MATERIAL FOR THIS TASK
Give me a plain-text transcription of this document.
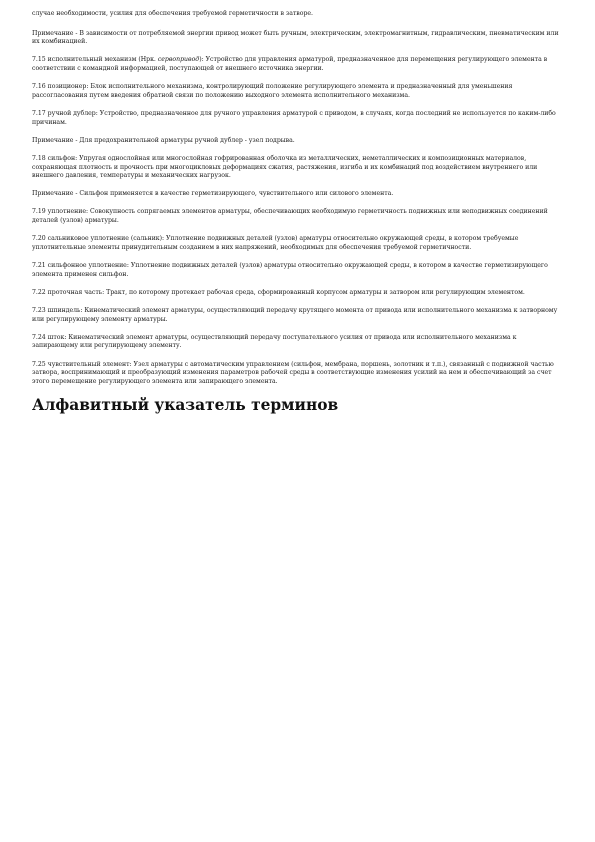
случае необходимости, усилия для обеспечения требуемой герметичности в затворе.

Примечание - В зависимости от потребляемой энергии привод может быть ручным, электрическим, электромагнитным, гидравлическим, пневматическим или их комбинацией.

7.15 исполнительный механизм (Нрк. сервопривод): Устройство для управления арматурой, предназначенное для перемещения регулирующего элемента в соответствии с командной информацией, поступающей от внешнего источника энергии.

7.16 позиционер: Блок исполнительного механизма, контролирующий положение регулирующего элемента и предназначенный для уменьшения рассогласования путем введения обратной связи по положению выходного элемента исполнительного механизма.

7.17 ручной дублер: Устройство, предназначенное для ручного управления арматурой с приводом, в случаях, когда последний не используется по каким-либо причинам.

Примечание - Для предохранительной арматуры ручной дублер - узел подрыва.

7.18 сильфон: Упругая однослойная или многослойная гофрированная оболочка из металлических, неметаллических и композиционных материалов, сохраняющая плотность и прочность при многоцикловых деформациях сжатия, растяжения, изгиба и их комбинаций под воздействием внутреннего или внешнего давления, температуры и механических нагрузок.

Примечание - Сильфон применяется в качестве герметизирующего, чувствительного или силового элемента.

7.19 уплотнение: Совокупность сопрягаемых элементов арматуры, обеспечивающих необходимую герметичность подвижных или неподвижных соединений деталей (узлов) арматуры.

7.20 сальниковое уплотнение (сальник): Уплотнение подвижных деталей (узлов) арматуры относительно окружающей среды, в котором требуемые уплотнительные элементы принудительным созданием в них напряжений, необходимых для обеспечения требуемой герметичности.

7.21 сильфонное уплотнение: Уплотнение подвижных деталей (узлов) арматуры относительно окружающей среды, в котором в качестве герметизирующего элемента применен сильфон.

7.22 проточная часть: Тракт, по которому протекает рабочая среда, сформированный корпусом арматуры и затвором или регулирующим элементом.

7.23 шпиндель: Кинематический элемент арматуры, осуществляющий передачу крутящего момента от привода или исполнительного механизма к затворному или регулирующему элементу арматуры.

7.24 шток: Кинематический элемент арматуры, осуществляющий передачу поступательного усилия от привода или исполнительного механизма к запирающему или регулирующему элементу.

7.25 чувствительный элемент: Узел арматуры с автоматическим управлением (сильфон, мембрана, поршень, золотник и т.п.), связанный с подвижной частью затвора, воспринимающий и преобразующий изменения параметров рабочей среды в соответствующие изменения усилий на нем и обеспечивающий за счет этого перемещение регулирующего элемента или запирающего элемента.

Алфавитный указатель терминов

* * *

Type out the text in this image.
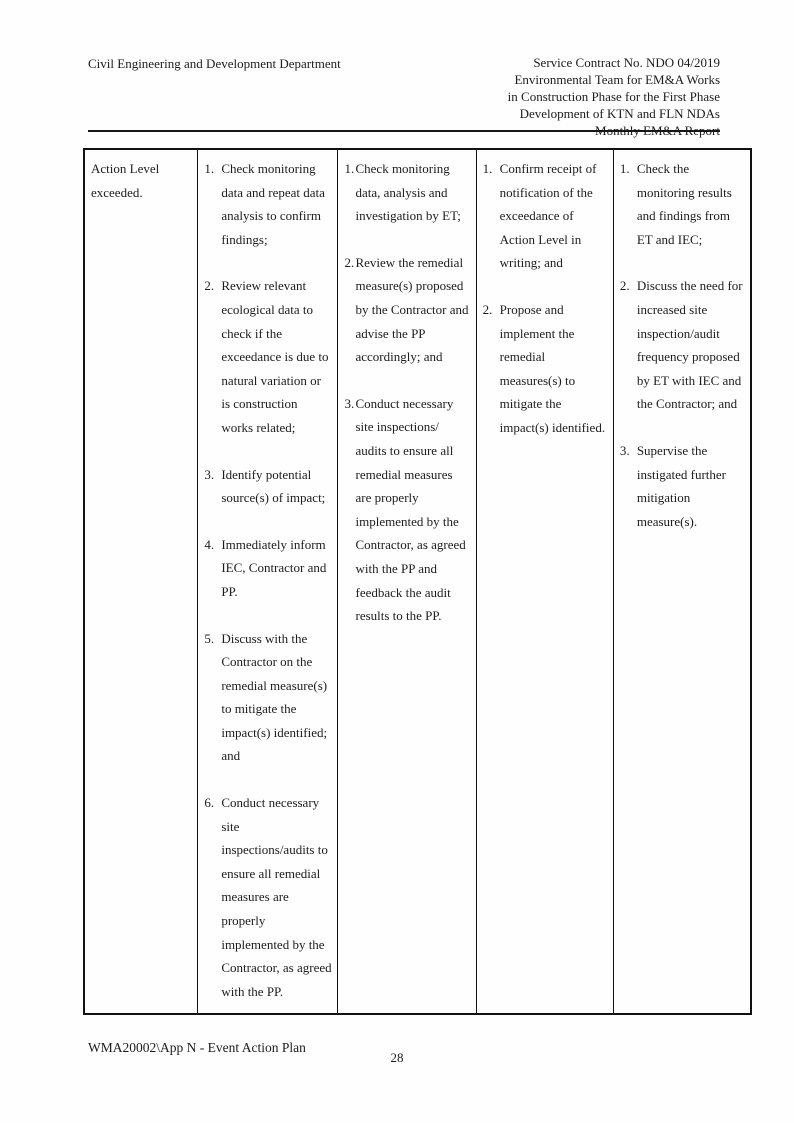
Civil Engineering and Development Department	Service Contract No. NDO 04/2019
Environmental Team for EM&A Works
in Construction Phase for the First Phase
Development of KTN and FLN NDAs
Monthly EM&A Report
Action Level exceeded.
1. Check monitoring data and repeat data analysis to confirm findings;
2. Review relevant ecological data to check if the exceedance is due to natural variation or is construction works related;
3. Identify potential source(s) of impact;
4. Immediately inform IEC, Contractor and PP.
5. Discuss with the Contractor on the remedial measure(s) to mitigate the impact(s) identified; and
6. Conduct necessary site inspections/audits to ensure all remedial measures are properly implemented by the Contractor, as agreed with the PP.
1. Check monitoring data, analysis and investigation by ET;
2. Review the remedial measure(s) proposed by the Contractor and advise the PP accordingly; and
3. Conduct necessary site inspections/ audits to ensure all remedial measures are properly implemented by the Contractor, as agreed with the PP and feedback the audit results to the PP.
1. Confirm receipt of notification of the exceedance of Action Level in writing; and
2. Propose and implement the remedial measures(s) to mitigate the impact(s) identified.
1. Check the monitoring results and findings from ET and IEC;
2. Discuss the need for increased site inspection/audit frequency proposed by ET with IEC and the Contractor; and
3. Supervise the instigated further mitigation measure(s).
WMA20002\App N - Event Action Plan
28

==

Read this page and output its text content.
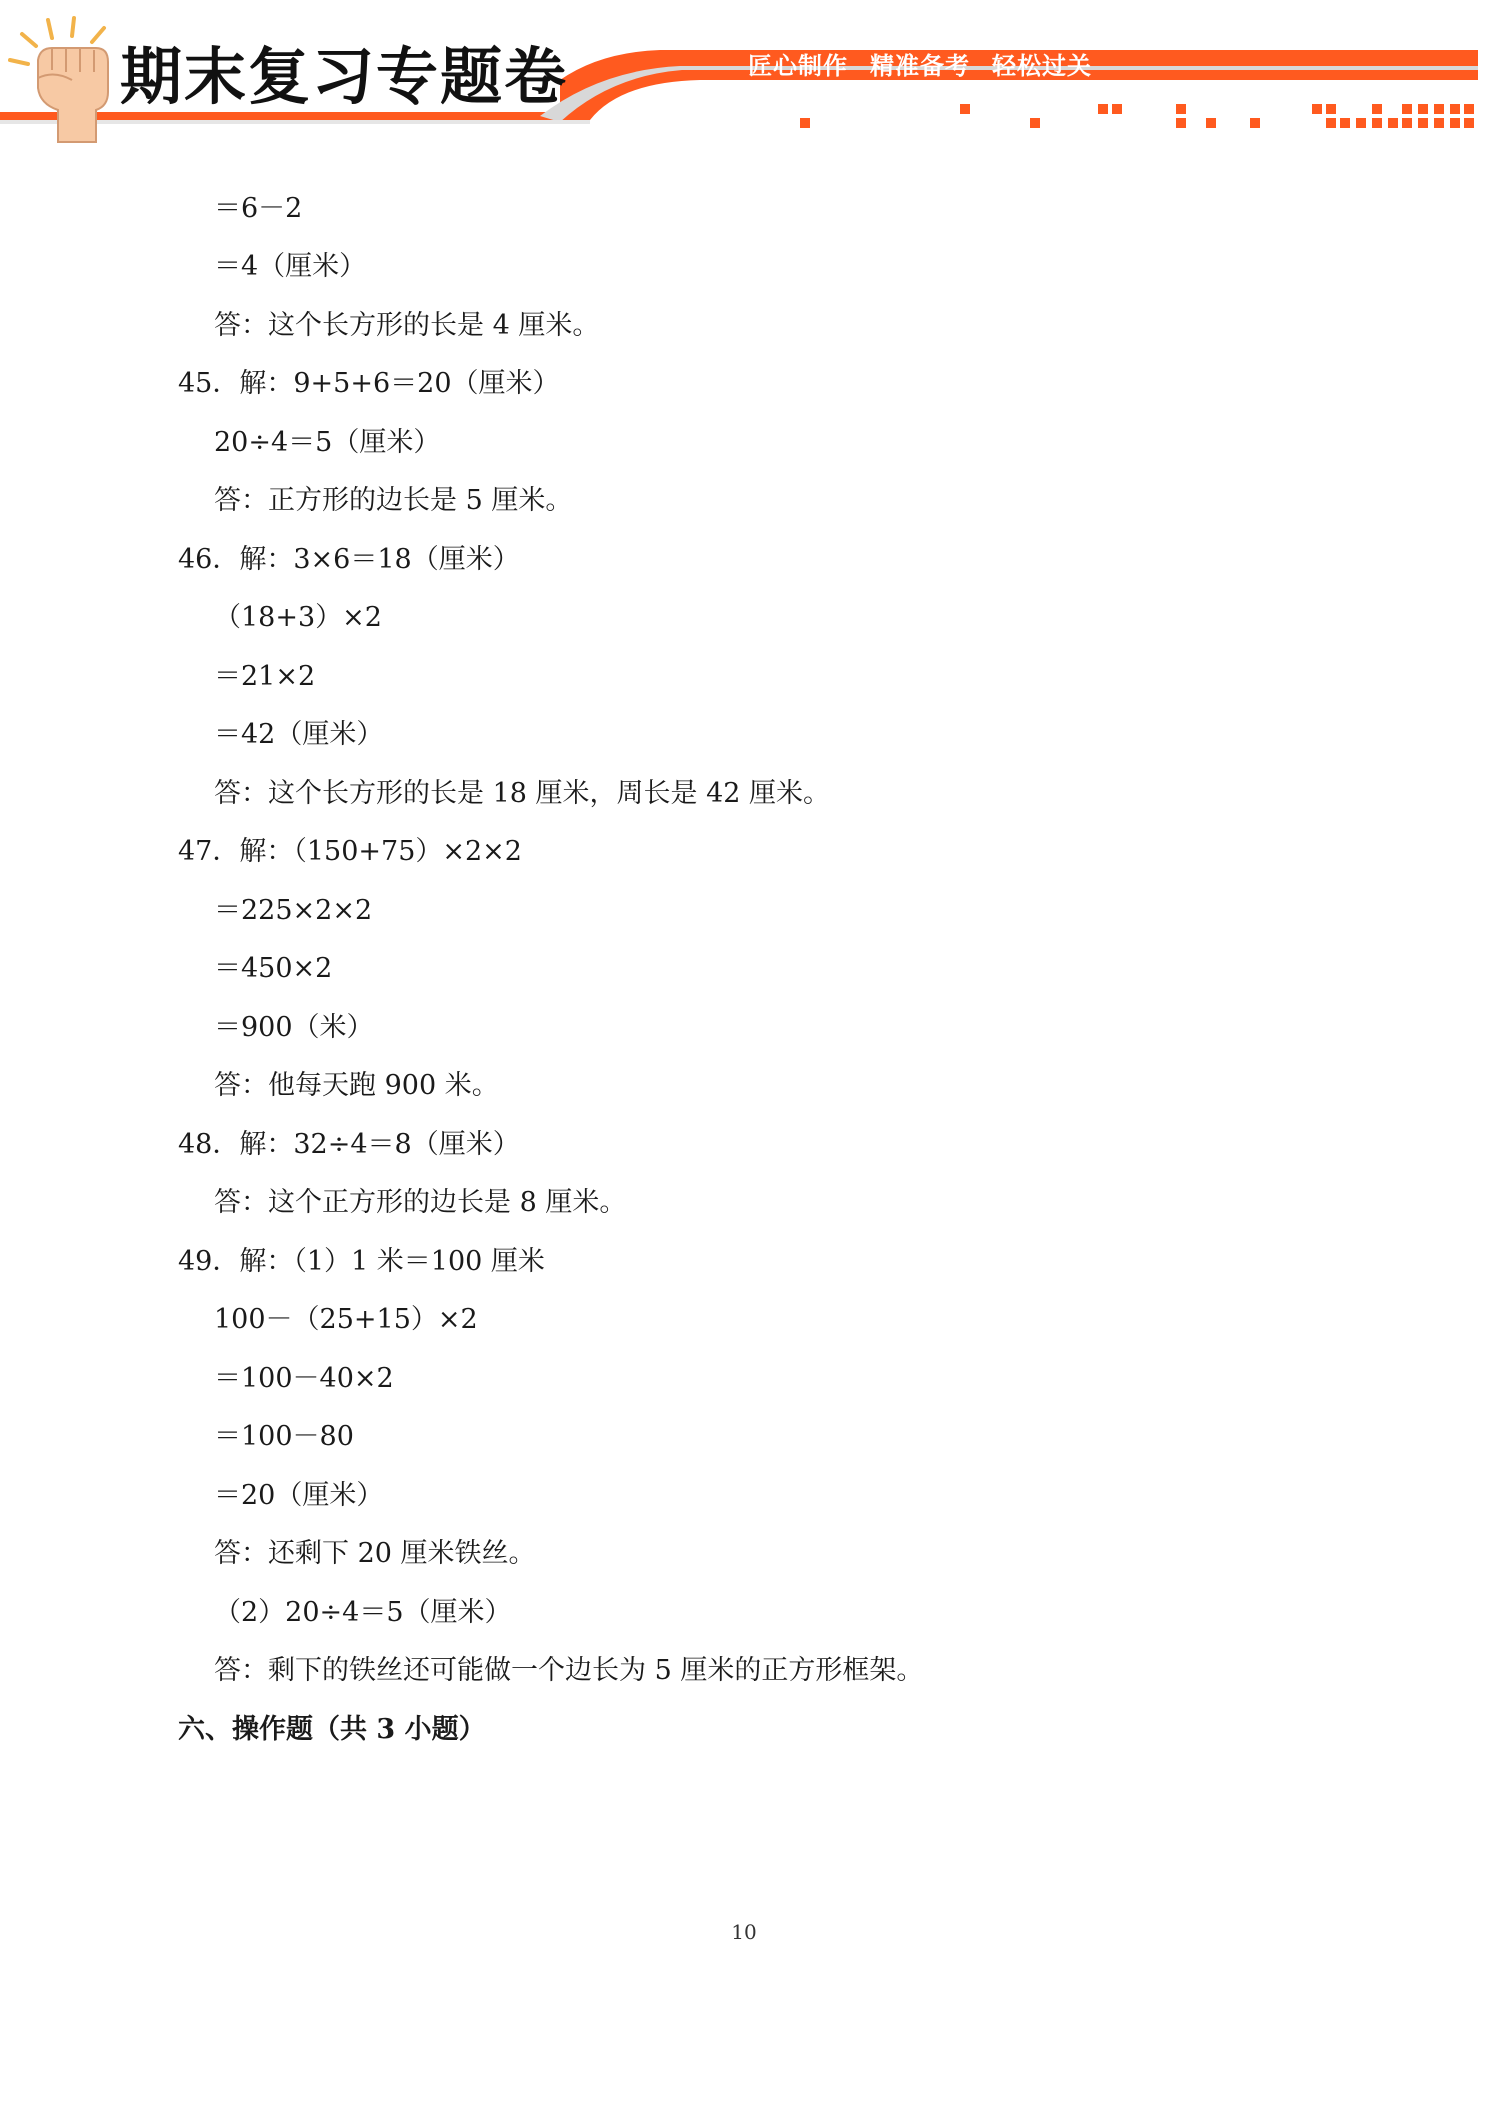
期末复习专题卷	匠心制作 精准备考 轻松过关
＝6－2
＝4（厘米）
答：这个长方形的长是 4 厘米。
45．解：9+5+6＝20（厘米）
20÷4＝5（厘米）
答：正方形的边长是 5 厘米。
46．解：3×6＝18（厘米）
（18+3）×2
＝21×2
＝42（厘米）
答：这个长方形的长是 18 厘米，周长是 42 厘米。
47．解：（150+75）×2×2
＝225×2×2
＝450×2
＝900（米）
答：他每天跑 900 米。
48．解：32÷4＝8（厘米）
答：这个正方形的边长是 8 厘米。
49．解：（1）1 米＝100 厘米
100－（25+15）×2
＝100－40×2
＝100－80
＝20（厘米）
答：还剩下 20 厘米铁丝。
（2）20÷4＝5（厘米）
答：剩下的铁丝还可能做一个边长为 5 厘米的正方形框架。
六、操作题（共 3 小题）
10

REQUIREMENTS
In the entries above, find lines with "механизма" and copy each.

EXERCISE ANSWER
7.16 позиционер: Блок исполнительного механизма, контролирующий положение регулирующего элемента и предназначенный для уменьшения рассогласования путем введения обратной связи по положению выходного элемента исполнительного механизма.
7.23 шпиндель: Кинематический элемент арматуры, осуществляющий передачу крутящего момента от привода или исполнительного механизма к затворному или регулирующему элементу арматуры.
7.24 шток: Кинематический элемент арматуры, осуществляющий передачу поступательного усилия от привода или исполнительного механизма к запирающему или регулирующему элементу.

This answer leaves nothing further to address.